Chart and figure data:
********************

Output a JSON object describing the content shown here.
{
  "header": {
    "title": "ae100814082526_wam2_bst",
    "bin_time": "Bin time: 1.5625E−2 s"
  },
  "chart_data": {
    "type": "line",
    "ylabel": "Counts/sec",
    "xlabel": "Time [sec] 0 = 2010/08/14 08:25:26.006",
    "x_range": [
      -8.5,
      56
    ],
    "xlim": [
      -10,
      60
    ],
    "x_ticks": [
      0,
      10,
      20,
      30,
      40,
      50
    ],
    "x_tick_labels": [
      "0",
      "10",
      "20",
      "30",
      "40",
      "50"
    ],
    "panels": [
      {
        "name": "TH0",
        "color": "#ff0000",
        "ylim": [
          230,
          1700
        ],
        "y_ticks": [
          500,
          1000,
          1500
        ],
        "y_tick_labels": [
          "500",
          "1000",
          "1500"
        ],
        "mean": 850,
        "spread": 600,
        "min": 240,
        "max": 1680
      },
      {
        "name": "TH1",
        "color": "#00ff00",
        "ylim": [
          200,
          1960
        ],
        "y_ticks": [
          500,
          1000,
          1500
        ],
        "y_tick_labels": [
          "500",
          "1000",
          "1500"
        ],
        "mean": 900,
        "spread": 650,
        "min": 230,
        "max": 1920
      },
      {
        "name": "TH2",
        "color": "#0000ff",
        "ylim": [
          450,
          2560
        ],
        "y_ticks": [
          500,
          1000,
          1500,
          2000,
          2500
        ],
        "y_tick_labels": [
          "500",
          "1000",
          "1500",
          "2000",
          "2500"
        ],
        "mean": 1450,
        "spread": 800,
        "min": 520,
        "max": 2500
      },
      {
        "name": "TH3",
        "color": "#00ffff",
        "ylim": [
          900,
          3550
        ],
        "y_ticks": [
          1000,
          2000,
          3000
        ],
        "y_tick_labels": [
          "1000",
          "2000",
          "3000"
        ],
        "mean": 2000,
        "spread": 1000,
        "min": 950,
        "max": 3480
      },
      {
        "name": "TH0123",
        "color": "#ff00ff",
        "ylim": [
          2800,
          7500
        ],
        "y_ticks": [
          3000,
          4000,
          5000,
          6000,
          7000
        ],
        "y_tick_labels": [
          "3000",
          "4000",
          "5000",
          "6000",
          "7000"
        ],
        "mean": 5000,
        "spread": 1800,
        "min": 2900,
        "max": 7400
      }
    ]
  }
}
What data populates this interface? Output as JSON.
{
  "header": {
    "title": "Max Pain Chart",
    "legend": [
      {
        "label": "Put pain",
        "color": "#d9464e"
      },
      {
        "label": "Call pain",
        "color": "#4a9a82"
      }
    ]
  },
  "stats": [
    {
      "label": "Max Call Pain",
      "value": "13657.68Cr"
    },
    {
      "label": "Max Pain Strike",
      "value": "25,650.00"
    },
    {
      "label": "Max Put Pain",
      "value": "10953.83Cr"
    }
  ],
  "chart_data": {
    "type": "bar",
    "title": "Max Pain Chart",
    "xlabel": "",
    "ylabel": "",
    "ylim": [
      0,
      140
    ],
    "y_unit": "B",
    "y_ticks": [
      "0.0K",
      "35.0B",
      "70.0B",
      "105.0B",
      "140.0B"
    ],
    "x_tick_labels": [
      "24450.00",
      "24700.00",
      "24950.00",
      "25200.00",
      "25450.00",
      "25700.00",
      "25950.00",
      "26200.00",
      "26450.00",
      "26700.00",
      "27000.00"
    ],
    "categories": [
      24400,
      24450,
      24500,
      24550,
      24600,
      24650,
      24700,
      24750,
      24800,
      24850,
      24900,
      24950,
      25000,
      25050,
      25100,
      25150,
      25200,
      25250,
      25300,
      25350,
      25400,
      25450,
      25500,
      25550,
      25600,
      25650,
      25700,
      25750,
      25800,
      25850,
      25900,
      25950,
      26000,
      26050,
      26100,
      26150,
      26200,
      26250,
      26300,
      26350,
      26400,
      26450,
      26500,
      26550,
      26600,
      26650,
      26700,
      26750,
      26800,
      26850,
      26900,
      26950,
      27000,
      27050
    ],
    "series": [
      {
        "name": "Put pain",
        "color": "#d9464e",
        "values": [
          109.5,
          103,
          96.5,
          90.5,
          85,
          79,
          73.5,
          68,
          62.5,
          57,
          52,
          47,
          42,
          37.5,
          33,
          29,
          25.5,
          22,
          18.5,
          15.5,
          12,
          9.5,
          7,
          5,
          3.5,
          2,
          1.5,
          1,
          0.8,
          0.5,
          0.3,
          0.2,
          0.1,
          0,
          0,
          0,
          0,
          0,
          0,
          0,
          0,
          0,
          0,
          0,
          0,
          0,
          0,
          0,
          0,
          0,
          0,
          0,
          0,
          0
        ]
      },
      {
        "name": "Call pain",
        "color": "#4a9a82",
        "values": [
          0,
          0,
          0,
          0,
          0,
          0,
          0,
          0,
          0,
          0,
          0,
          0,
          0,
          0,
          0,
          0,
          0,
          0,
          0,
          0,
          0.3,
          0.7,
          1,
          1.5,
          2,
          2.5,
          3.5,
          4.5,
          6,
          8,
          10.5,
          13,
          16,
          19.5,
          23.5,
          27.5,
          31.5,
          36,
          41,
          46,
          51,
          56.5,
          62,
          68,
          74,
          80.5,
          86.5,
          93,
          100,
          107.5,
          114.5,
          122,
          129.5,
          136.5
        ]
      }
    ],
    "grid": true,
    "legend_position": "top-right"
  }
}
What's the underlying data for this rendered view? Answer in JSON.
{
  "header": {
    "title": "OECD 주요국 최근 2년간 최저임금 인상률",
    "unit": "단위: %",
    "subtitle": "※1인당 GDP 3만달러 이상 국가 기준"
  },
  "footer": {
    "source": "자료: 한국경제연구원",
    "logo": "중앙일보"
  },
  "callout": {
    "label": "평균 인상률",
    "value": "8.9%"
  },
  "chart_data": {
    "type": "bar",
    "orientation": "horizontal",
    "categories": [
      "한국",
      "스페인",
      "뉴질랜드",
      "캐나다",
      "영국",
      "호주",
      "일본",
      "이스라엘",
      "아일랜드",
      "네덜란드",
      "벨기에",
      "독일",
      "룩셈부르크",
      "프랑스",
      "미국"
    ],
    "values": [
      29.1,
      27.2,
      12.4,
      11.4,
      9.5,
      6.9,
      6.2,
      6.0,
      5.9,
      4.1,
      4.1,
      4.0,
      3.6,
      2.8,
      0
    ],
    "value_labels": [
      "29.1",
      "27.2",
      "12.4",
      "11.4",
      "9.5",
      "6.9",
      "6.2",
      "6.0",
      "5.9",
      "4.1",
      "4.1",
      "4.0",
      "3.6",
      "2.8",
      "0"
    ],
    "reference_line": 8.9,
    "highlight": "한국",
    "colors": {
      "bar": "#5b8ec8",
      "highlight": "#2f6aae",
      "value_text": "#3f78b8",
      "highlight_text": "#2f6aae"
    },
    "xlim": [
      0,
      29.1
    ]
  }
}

********************

Restate every entry word for word.

## Task solution
Output a JSON object describing the content shown here.
{
  "header": {
    "title": "ae100814082526_wam2_bst",
    "bin_time": "Bin time: 1.5625E−2 s"
  },
  "chart_data": {
    "type": "line",
    "ylabel": "Counts/sec",
    "xlabel": "Time [sec] 0 = 2010/08/14 08:25:26.006",
    "x_range": [
      -8.5,
      56
    ],
    "xlim": [
      -10,
      60
    ],
    "x_ticks": [
      0,
      10,
      20,
      30,
      40,
      50
    ],
    "x_tick_labels": [
      "0",
      "10",
      "20",
      "30",
      "40",
      "50"
    ],
    "panels": [
      {
        "name": "TH0",
        "color": "#ff0000",
        "ylim": [
          230,
          1700
        ],
        "y_ticks": [
          500,
          1000,
          1500
        ],
        "y_tick_labels": [
          "500",
          "1000",
          "1500"
        ],
        "mean": 850,
        "spread": 600,
        "min": 240,
        "max": 1680
      },
      {
        "name": "TH1",
        "color": "#00ff00",
        "ylim": [
          200,
          1960
        ],
        "y_ticks": [
          500,
          1000,
          1500
        ],
        "y_tick_labels": [
          "500",
          "1000",
          "1500"
        ],
        "mean": 900,
        "spread": 650,
        "min": 230,
        "max": 1920
      },
      {
        "name": "TH2",
        "color": "#0000ff",
        "ylim": [
          450,
          2560
        ],
        "y_ticks": [
          500,
          1000,
          1500,
          2000,
          2500
        ],
        "y_tick_labels": [
          "500",
          "1000",
          "1500",
          "2000",
          "2500"
        ],
        "mean": 1450,
        "spread": 800,
        "min": 520,
        "max": 2500
      },
      {
        "name": "TH3",
        "color": "#00ffff",
        "ylim": [
          900,
          3550
        ],
        "y_ticks": [
          1000,
          2000,
          3000
        ],
        "y_tick_labels": [
          "1000",
          "2000",
          "3000"
        ],
        "mean": 2000,
        "spread": 1000,
        "min": 950,
        "max": 3480
      },
      {
        "name": "TH0123",
        "color": "#ff00ff",
        "ylim": [
          2800,
          7500
        ],
        "y_ticks": [
          3000,
          4000,
          5000,
          6000,
          7000
        ],
        "y_tick_labels": [
          "3000",
          "4000",
          "5000",
          "6000",
          "7000"
        ],
        "mean": 5000,
        "spread": 1800,
        "min": 2900,
        "max": 7400
      }
    ]
  }
}
What data populates this interface? Output as JSON.
{
  "header": {
    "title": "Max Pain Chart",
    "legend": [
      {
        "label": "Put pain",
        "color": "#d9464e"
      },
      {
        "label": "Call pain",
        "color": "#4a9a82"
      }
    ]
  },
  "stats": [
    {
      "label": "Max Call Pain",
      "value": "13657.68Cr"
    },
    {
      "label": "Max Pain Strike",
      "value": "25,650.00"
    },
    {
      "label": "Max Put Pain",
      "value": "10953.83Cr"
    }
  ],
  "chart_data": {
    "type": "bar",
    "title": "Max Pain Chart",
    "xlabel": "",
    "ylabel": "",
    "ylim": [
      0,
      140
    ],
    "y_unit": "B",
    "y_ticks": [
      "0.0K",
      "35.0B",
      "70.0B",
      "105.0B",
      "140.0B"
    ],
    "x_tick_labels": [
      "24450.00",
      "24700.00",
      "24950.00",
      "25200.00",
      "25450.00",
      "25700.00",
      "25950.00",
      "26200.00",
      "26450.00",
      "26700.00",
      "27000.00"
    ],
    "categories": [
      24400,
      24450,
      24500,
      24550,
      24600,
      24650,
      24700,
      24750,
      24800,
      24850,
      24900,
      24950,
      25000,
      25050,
      25100,
      25150,
      25200,
      25250,
      25300,
      25350,
      25400,
      25450,
      25500,
      25550,
      25600,
      25650,
      25700,
      25750,
      25800,
      25850,
      25900,
      25950,
      26000,
      26050,
      26100,
      26150,
      26200,
      26250,
      26300,
      26350,
      26400,
      26450,
      26500,
      26550,
      26600,
      26650,
      26700,
      26750,
      26800,
      26850,
      26900,
      26950,
      27000,
      27050
    ],
    "series": [
      {
        "name": "Put pain",
        "color": "#d9464e",
        "values": [
          109.5,
          103,
          96.5,
          90.5,
          85,
          79,
          73.5,
          68,
          62.5,
          57,
          52,
          47,
          42,
          37.5,
          33,
          29,
          25.5,
          22,
          18.5,
          15.5,
          12,
          9.5,
          7,
          5,
          3.5,
          2,
          1.5,
          1,
          0.8,
          0.5,
          0.3,
          0.2,
          0.1,
          0,
          0,
          0,
          0,
          0,
          0,
          0,
          0,
          0,
          0,
          0,
          0,
          0,
          0,
          0,
          0,
          0,
          0,
          0,
          0,
          0
        ]
      },
      {
        "name": "Call pain",
        "color": "#4a9a82",
        "values": [
          0,
          0,
          0,
          0,
          0,
          0,
          0,
          0,
          0,
          0,
          0,
          0,
          0,
          0,
          0,
          0,
          0,
          0,
          0,
          0,
          0.3,
          0.7,
          1,
          1.5,
          2,
          2.5,
          3.5,
          4.5,
          6,
          8,
          10.5,
          13,
          16,
          19.5,
          23.5,
          27.5,
          31.5,
          36,
          41,
          46,
          51,
          56.5,
          62,
          68,
          74,
          80.5,
          86.5,
          93,
          100,
          107.5,
          114.5,
          122,
          129.5,
          136.5
        ]
      }
    ],
    "grid": true,
    "legend_position": "top-right"
  }
}
What's the underlying data for this rendered view? Answer in JSON.
{
  "header": {
    "title": "OECD 주요국 최근 2년간 최저임금 인상률",
    "unit": "단위: %",
    "subtitle": "※1인당 GDP 3만달러 이상 국가 기준"
  },
  "footer": {
    "source": "자료: 한국경제연구원",
    "logo": "중앙일보"
  },
  "callout": {
    "label": "평균 인상률",
    "value": "8.9%"
  },
  "chart_data": {
    "type": "bar",
    "orientation": "horizontal",
    "categories": [
      "한국",
      "스페인",
      "뉴질랜드",
      "캐나다",
      "영국",
      "호주",
      "일본",
      "이스라엘",
      "아일랜드",
      "네덜란드",
      "벨기에",
      "독일",
      "룩셈부르크",
      "프랑스",
      "미국"
    ],
    "values": [
      29.1,
      27.2,
      12.4,
      11.4,
      9.5,
      6.9,
      6.2,
      6.0,
      5.9,
      4.1,
      4.1,
      4.0,
      3.6,
      2.8,
      0
    ],
    "value_labels": [
      "29.1",
      "27.2",
      "12.4",
      "11.4",
      "9.5",
      "6.9",
      "6.2",
      "6.0",
      "5.9",
      "4.1",
      "4.1",
      "4.0",
      "3.6",
      "2.8",
      "0"
    ],
    "reference_line": 8.9,
    "highlight": "한국",
    "colors": {
      "bar": "#5b8ec8",
      "highlight": "#2f6aae",
      "value_text": "#3f78b8",
      "highlight_text": "#2f6aae"
    },
    "xlim": [
      0,
      29.1
    ]
  }
}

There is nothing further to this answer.